§ Exercise instructions
Repeat each line word for word.

═════ Extracted information ═════

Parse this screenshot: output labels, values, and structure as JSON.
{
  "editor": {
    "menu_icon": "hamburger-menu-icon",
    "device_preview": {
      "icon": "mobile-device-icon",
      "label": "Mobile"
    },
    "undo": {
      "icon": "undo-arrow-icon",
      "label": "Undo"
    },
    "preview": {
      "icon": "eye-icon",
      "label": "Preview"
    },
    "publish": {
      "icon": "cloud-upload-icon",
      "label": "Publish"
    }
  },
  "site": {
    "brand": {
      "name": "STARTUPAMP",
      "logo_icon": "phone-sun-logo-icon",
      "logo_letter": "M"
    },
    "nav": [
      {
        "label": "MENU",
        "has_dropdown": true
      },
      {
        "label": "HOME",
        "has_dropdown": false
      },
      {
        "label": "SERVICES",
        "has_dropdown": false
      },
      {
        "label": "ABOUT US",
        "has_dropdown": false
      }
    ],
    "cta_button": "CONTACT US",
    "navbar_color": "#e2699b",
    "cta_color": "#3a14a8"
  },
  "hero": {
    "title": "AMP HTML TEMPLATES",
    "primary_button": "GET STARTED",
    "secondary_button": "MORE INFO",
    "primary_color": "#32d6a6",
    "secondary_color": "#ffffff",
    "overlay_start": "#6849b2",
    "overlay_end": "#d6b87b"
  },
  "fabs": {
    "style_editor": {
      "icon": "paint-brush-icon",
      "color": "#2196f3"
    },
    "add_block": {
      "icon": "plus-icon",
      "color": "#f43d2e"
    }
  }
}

═════

§ Task result
Parse this screenshot: output labels, values, and structure as JSON.
{
  "editor": {
    "menu_icon": "hamburger-menu-icon",
    "device_preview": {
      "icon": "mobile-device-icon",
      "label": "Mobile"
    },
    "undo": {
      "icon": "undo-arrow-icon",
      "label": "Undo"
    },
    "preview": {
      "icon": "eye-icon",
      "label": "Preview"
    },
    "publish": {
      "icon": "cloud-upload-icon",
      "label": "Publish"
    }
  },
  "site": {
    "brand": {
      "name": "STARTUPAMP",
      "logo_icon": "phone-sun-logo-icon",
      "logo_letter": "M"
    },
    "nav": [
      {
        "label": "MENU",
        "has_dropdown": true
      },
      {
        "label": "HOME",
        "has_dropdown": false
      },
      {
        "label": "SERVICES",
        "has_dropdown": false
      },
      {
        "label": "ABOUT US",
        "has_dropdown": false
      }
    ],
    "cta_button": "CONTACT US",
    "navbar_color": "#e2699b",
    "cta_color": "#3a14a8"
  },
  "hero": {
    "title": "AMP HTML TEMPLATES",
    "primary_button": "GET STARTED",
    "secondary_button": "MORE INFO",
    "primary_color": "#32d6a6",
    "secondary_color": "#ffffff",
    "overlay_start": "#6849b2",
    "overlay_end": "#d6b87b"
  },
  "fabs": {
    "style_editor": {
      "icon": "paint-brush-icon",
      "color": "#2196f3"
    },
    "add_block": {
      "icon": "plus-icon",
      "color": "#f43d2e"
    }
  }
}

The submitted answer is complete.